Instruction
Check each line of the records below and collect those holding "title".
* * * * *
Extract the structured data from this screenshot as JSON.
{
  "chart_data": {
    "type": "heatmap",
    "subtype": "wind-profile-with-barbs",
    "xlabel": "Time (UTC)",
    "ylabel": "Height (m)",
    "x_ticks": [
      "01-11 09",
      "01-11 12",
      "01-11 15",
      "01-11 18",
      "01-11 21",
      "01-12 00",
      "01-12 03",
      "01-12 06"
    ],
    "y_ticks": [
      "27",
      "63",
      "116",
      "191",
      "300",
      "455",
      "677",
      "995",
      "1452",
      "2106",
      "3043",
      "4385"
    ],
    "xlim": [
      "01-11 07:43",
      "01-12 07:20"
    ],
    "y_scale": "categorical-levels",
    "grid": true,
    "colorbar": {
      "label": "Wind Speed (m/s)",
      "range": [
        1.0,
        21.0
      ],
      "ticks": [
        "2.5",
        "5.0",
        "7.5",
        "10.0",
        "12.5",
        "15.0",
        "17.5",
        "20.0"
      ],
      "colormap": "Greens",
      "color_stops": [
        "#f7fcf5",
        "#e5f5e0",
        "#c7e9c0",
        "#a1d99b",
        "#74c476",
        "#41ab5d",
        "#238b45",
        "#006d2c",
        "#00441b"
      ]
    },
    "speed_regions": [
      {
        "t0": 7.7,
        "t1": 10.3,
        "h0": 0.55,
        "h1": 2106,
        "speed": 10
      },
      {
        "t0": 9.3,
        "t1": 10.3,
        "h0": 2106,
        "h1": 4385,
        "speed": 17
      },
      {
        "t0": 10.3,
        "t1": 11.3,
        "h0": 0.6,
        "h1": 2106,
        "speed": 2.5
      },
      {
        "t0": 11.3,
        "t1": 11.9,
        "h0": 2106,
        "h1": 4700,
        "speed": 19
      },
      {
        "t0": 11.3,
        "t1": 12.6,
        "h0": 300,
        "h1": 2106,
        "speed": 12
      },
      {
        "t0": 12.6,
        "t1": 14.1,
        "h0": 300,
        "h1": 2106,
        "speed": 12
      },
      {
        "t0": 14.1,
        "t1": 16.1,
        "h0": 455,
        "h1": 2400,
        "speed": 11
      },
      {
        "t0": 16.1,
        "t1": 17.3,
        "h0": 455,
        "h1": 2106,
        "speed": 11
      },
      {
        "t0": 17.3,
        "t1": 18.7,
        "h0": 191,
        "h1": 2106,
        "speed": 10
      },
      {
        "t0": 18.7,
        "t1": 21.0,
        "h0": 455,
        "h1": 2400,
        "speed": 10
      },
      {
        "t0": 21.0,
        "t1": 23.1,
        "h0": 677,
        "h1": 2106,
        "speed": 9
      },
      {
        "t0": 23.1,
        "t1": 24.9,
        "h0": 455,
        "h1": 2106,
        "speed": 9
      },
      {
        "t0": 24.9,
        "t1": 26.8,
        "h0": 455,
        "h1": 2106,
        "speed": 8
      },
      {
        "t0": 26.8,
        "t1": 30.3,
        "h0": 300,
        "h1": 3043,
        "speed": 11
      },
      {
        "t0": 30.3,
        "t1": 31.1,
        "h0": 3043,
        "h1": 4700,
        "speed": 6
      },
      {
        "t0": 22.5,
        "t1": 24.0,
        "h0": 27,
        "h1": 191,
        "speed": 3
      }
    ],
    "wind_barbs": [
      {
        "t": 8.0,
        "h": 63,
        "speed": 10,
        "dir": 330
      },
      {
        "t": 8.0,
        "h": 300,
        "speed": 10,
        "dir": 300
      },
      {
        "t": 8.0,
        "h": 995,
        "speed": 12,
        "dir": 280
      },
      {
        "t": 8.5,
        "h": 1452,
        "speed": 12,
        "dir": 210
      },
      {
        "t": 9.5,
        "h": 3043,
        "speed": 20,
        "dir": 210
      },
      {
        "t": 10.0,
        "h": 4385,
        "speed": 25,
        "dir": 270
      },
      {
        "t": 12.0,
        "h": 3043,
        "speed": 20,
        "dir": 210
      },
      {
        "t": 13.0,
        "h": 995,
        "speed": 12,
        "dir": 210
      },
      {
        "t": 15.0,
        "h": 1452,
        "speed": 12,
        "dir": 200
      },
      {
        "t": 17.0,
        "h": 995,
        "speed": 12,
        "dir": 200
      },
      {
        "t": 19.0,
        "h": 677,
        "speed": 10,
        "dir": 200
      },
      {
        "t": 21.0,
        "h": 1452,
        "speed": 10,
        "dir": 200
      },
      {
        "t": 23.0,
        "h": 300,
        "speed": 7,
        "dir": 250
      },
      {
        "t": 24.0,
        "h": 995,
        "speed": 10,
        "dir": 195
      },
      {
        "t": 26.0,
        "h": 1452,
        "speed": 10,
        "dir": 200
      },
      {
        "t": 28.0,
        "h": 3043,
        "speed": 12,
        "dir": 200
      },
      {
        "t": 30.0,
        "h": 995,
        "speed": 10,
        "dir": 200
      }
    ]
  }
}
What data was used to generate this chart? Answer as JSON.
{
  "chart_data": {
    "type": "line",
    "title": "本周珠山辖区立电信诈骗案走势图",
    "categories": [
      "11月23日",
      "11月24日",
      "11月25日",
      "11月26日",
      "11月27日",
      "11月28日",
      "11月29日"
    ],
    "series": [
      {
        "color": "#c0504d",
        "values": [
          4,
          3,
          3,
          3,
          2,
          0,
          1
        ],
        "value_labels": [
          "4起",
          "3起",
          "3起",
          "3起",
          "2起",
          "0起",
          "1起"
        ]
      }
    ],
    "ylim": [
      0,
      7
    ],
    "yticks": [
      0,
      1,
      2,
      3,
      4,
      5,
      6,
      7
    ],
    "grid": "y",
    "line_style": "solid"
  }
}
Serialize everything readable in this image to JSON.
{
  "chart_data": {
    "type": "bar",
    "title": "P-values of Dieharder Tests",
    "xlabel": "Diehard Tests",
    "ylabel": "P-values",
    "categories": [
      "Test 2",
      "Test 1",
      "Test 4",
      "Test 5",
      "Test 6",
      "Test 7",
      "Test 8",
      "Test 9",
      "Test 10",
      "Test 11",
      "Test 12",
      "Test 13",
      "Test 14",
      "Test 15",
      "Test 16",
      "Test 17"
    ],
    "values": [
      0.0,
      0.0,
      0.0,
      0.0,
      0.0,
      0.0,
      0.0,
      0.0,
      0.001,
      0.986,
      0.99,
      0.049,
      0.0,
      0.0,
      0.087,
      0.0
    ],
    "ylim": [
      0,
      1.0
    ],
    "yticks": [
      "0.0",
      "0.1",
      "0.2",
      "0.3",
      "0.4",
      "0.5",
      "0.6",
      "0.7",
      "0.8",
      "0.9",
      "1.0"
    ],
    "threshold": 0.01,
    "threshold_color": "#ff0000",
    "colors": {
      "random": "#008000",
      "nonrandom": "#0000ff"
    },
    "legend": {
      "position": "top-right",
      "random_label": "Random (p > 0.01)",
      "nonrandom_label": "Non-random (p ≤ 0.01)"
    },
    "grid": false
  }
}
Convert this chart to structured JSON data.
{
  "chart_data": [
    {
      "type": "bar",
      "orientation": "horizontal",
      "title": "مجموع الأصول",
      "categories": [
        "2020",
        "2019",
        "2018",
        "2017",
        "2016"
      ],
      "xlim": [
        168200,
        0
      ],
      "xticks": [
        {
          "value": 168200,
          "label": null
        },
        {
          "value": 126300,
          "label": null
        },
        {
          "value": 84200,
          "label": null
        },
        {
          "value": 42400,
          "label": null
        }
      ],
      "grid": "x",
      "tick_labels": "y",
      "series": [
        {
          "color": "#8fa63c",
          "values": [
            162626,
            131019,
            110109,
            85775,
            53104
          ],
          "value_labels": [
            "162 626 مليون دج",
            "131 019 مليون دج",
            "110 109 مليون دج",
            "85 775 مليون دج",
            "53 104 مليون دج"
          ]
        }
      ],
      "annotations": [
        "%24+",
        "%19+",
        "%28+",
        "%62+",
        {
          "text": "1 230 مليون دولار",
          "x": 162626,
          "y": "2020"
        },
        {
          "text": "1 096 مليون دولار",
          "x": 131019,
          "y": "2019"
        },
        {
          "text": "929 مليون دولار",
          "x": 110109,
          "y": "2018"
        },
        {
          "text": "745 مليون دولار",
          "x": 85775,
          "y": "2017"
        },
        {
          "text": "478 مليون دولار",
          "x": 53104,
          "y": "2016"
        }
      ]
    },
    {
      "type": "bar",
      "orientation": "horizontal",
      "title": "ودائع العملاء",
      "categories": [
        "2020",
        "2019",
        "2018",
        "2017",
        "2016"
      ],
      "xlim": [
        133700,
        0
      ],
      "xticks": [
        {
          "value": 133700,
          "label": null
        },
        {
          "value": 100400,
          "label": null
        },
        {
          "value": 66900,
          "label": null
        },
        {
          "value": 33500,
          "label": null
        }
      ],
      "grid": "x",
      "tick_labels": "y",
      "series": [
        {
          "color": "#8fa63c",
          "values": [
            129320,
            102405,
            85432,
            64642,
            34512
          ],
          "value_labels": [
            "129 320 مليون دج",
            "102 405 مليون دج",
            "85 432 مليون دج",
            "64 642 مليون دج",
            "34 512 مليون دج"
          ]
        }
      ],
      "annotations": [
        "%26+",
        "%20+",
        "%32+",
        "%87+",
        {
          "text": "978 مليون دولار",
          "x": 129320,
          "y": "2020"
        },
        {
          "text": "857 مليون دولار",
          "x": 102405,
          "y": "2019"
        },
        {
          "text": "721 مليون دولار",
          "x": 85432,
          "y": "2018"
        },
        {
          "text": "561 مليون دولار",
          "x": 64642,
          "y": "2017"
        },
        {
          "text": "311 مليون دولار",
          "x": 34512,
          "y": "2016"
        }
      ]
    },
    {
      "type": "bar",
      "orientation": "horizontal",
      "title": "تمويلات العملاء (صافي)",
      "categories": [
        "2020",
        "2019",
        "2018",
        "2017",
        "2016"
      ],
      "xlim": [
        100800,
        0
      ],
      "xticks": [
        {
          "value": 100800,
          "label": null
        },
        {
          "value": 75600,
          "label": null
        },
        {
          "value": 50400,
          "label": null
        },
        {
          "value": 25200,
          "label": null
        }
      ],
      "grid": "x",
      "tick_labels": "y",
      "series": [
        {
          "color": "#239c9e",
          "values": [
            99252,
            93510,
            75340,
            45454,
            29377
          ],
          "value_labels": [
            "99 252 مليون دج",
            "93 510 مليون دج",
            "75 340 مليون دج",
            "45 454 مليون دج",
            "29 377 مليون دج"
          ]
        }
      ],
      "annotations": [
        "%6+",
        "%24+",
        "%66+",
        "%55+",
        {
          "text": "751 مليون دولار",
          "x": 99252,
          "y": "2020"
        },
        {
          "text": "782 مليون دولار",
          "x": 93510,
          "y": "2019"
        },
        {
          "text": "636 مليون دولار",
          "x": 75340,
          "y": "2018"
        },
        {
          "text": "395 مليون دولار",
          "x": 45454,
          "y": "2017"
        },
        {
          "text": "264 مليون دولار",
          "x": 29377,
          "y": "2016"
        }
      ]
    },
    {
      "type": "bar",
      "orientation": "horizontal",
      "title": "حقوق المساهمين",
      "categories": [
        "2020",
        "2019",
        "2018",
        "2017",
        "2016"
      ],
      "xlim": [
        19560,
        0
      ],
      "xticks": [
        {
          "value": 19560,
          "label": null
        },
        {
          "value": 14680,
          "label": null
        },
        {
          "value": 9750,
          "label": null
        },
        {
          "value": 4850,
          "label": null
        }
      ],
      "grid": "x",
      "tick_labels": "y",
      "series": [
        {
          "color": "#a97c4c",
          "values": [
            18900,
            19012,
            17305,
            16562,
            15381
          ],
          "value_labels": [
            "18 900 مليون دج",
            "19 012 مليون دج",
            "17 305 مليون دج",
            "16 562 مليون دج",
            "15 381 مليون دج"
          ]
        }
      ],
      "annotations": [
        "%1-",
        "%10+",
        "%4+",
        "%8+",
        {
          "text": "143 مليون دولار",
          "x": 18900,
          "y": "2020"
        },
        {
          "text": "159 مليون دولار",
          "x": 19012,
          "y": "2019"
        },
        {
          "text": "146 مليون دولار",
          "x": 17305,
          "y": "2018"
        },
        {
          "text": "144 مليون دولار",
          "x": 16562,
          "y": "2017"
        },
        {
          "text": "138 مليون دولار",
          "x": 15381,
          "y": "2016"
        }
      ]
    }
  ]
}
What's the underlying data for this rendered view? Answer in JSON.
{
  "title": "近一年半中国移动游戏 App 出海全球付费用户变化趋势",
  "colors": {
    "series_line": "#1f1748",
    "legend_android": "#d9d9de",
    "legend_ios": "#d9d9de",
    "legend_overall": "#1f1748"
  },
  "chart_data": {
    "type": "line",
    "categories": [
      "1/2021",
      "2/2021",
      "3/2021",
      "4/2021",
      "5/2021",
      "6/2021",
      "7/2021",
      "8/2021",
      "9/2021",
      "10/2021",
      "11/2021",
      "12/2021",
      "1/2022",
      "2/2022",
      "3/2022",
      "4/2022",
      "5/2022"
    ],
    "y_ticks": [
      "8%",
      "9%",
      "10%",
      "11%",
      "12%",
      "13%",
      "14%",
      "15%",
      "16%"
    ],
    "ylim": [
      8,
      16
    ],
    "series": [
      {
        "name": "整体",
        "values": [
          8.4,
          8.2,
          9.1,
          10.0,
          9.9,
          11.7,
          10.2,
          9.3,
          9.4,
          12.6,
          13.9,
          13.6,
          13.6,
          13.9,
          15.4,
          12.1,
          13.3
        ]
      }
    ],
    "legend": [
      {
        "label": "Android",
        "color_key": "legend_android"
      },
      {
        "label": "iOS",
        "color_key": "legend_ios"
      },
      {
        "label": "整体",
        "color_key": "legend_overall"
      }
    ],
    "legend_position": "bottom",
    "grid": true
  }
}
* * * * *
Solution to the problem
    "title": "本周珠山辖区立电信诈骗案走势图",
    "title": "P-values of Dieharder Tests",
      "title": "مجموع الأصول",
      "title": "ودائع العملاء",
      "title": "تمويلات العملاء (صافي)",
      "title": "حقوق المساهمين",
  "title": "近一年半中国移动游戏 App 出海全球付费用户变化趋势",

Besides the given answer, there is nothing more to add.